= What the task asks =
Locate every line in the records below that contains the word "machen", and copy each one.

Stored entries

########

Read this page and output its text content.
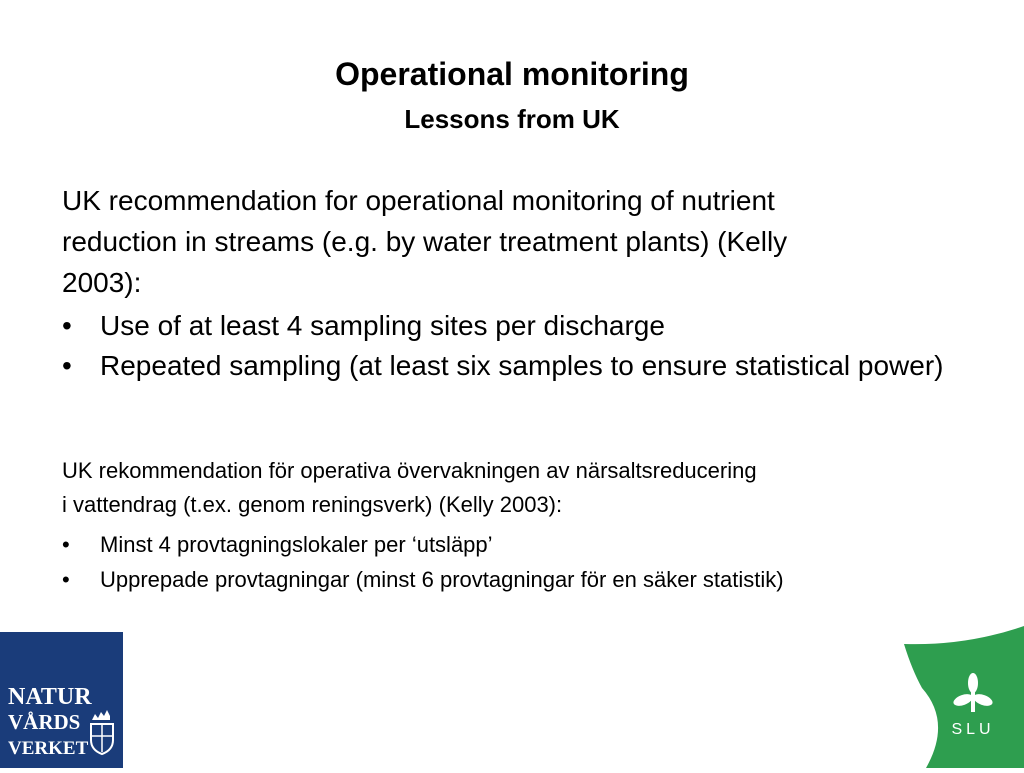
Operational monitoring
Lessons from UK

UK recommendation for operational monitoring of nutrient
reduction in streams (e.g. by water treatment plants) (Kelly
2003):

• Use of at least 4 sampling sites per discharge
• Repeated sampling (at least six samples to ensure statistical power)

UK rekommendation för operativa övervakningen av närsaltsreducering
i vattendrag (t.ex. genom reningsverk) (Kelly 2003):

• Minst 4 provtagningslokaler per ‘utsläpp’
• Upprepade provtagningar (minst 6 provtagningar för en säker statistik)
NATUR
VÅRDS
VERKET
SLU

########

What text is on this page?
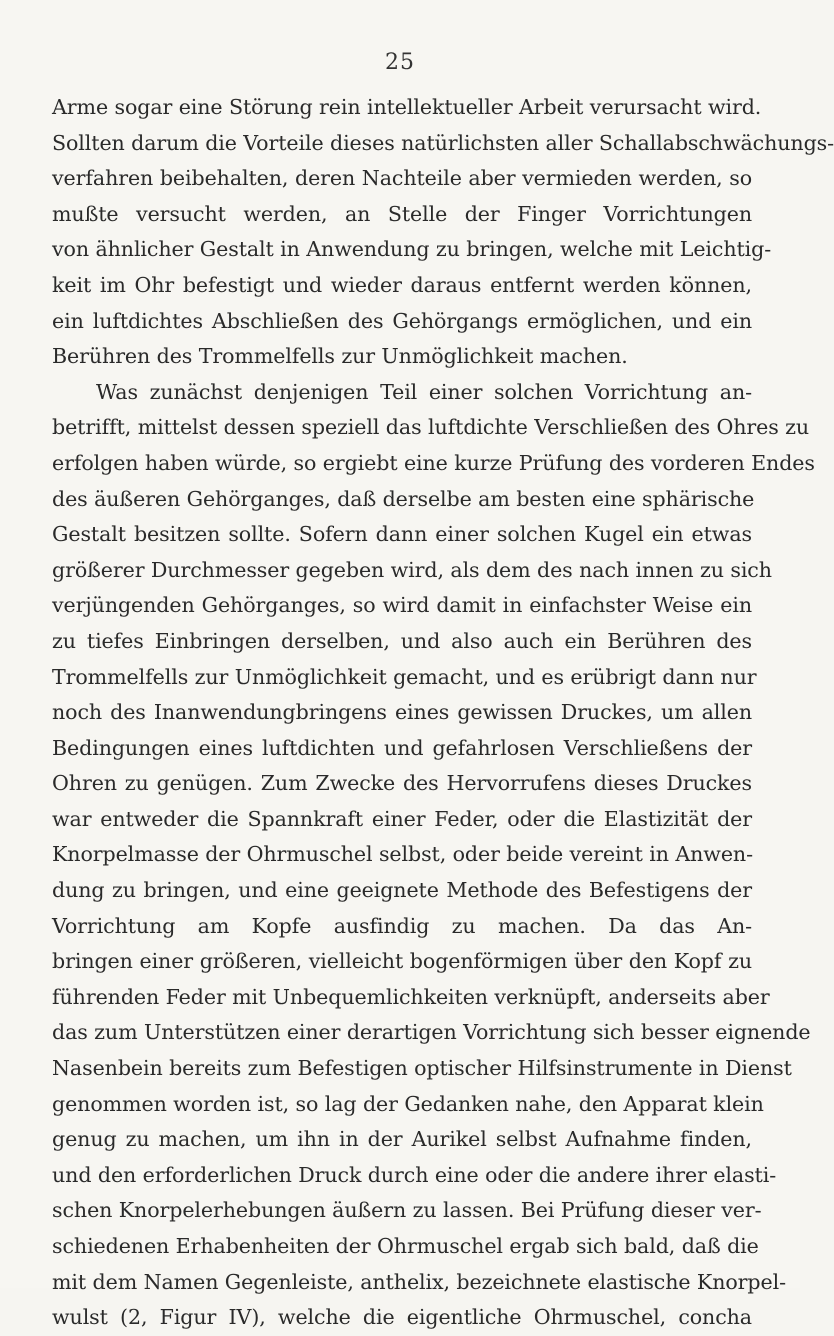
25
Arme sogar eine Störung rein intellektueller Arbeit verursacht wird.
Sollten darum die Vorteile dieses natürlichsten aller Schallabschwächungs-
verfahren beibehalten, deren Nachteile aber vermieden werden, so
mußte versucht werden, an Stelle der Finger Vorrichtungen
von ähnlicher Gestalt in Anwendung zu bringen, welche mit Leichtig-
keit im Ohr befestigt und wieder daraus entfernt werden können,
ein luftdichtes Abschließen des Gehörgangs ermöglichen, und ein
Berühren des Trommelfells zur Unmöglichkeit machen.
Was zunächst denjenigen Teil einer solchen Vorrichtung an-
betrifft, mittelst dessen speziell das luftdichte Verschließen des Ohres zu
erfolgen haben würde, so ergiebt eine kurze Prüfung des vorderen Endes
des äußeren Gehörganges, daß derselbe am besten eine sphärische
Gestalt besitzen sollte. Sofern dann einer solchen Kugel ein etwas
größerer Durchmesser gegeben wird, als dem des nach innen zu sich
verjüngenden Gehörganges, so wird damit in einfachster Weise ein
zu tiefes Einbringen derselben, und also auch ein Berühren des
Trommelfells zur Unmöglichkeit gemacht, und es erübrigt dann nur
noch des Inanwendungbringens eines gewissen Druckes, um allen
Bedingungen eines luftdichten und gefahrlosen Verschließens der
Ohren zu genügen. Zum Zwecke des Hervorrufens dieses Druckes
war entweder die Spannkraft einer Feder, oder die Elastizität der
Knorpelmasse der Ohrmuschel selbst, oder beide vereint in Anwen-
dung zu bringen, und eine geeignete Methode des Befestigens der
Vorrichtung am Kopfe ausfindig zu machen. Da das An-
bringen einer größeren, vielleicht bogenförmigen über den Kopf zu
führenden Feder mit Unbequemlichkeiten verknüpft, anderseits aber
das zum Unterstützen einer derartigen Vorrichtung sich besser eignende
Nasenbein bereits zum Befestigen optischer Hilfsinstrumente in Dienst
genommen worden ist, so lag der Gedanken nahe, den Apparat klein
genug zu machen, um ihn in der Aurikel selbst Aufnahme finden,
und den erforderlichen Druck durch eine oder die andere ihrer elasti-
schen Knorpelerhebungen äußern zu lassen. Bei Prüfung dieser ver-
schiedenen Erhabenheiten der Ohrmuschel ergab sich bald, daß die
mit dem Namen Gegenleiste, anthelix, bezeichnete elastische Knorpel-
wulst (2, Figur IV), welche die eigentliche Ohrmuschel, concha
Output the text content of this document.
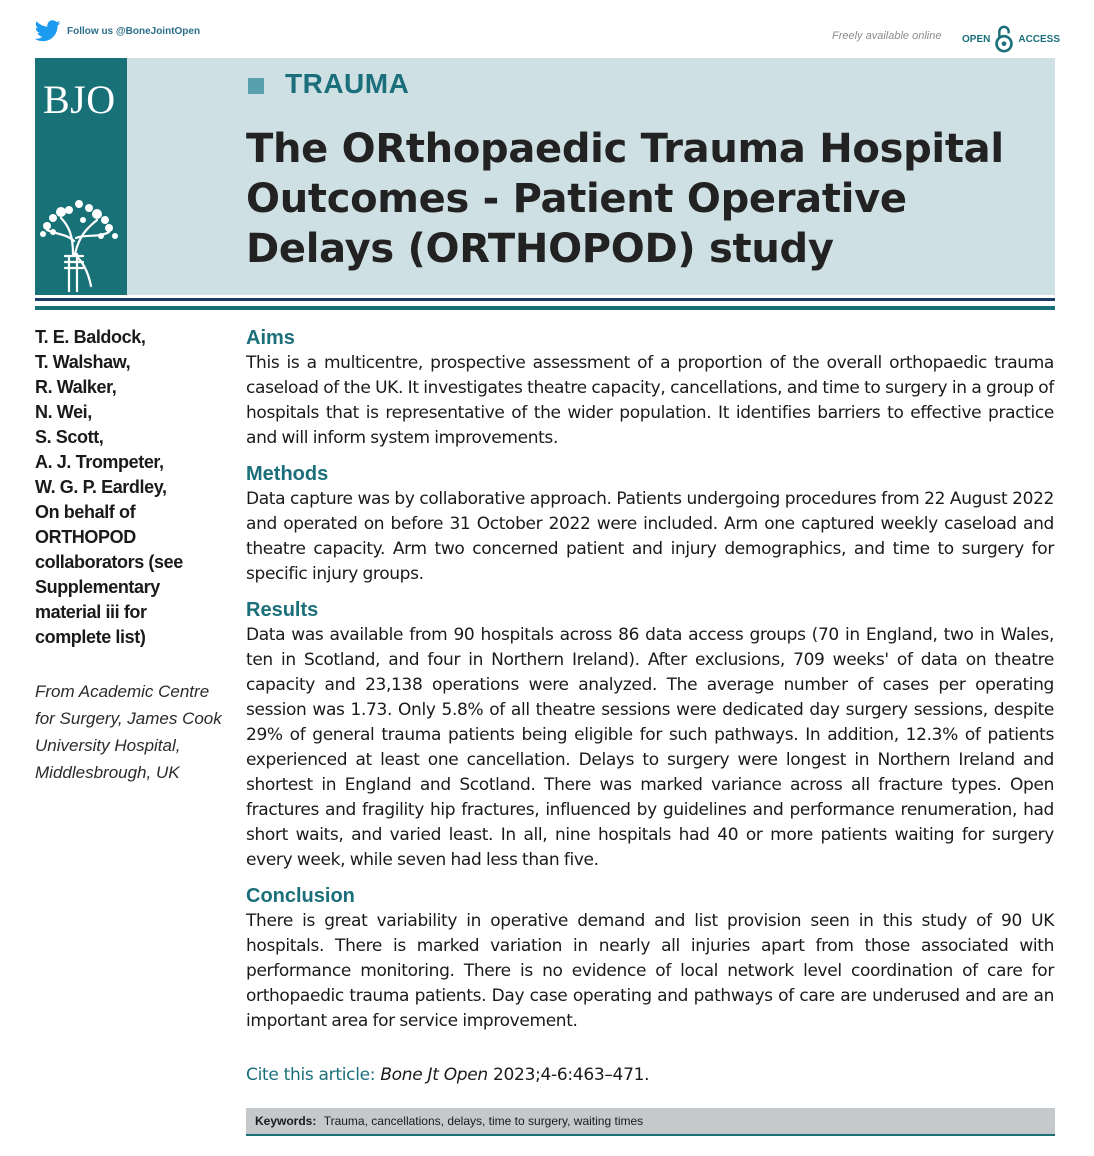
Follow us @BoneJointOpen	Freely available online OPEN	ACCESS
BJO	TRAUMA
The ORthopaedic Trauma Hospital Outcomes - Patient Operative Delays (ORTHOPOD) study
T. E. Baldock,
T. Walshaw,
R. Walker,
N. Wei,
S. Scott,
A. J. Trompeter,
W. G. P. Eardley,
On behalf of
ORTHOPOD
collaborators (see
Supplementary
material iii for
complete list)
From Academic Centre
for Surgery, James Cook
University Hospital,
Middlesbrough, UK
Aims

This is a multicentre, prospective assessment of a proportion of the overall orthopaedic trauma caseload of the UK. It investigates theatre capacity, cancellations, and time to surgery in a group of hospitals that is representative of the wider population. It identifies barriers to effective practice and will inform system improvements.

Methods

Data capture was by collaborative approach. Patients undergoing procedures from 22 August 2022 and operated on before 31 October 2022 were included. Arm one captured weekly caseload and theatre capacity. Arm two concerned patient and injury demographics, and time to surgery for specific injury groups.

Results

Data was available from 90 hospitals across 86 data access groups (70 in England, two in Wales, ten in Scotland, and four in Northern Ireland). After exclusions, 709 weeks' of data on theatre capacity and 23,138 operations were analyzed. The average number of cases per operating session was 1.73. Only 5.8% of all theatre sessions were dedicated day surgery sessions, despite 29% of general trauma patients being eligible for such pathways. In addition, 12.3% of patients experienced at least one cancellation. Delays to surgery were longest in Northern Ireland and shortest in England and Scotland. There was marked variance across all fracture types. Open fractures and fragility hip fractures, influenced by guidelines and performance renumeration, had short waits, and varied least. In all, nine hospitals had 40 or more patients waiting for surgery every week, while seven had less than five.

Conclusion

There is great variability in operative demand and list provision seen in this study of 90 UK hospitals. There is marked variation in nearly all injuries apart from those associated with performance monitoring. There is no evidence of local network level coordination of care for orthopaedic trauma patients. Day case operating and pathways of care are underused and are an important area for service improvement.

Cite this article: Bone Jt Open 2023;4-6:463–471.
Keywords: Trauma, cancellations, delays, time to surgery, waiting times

########

= Your response =
Berühren des Trommelfells zur Unmöglichkeit machen.
Vorrichtung am Kopfe ausfindig zu machen. Da das An-
genug zu machen, um ihn in der Aurikel selbst Aufnahme finden,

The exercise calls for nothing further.